## Start

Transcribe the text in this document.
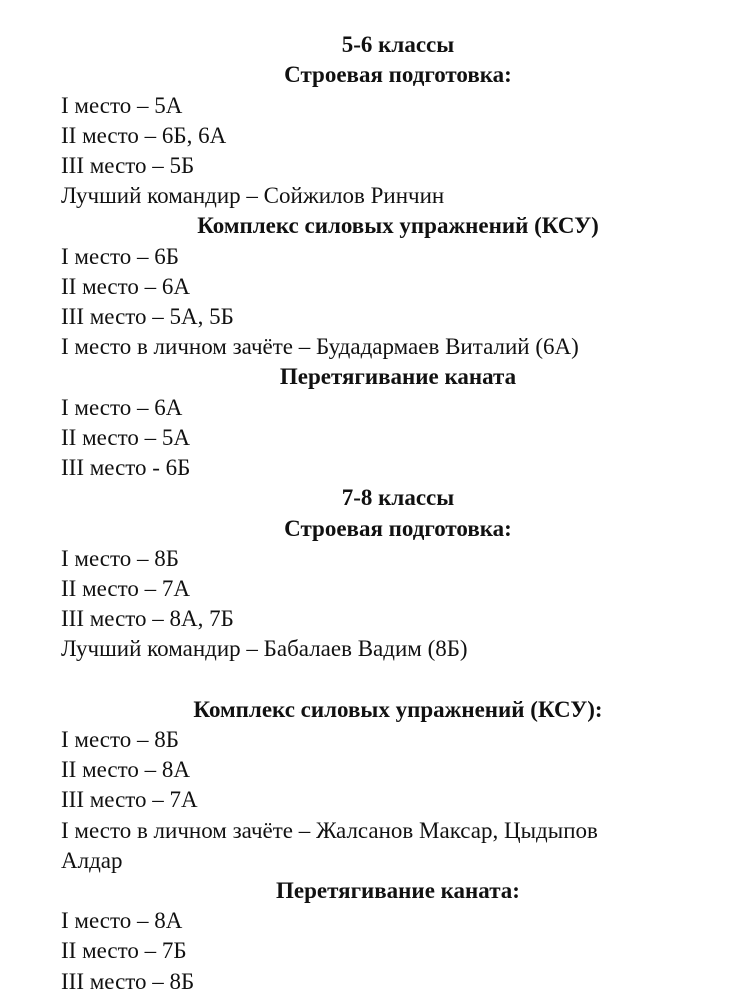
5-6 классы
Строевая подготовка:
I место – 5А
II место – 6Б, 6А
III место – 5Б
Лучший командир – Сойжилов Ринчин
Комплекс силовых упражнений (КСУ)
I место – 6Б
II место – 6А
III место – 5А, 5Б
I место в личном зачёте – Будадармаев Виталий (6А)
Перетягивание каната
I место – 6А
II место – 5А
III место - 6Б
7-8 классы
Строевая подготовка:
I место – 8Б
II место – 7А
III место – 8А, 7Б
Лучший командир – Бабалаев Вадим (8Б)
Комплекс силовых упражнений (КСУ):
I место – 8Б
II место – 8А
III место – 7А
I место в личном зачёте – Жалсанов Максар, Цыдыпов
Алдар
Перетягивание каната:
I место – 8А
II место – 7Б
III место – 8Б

## End
## Start

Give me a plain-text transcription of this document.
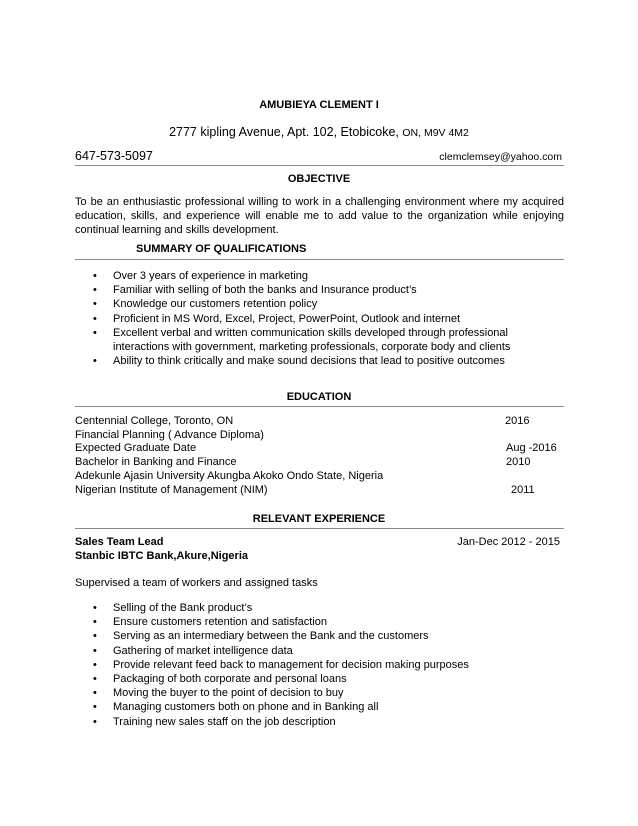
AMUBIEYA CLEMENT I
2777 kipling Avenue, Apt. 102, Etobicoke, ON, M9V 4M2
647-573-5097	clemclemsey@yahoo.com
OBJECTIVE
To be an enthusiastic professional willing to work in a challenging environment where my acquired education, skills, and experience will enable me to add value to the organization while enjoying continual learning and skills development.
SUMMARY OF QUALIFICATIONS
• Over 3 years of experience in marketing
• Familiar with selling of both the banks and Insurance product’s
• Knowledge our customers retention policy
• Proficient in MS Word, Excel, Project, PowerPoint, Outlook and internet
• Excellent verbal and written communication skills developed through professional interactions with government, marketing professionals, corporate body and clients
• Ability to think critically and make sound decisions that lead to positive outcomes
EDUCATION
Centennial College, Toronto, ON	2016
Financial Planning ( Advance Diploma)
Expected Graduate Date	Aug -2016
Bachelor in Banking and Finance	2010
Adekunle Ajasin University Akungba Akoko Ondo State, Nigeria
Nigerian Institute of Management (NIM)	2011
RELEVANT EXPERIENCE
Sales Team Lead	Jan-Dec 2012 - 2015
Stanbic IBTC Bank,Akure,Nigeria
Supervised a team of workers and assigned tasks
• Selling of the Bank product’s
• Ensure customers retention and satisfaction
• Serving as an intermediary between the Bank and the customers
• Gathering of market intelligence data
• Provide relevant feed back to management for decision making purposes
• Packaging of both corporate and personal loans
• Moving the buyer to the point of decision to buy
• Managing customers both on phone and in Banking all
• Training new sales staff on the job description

## End

> _Task brief_:
Gather each line of the records holding the string "retention".

> _Written answer_:
• Knowledge our customers retention policy
• Ensure customers retention and satisfaction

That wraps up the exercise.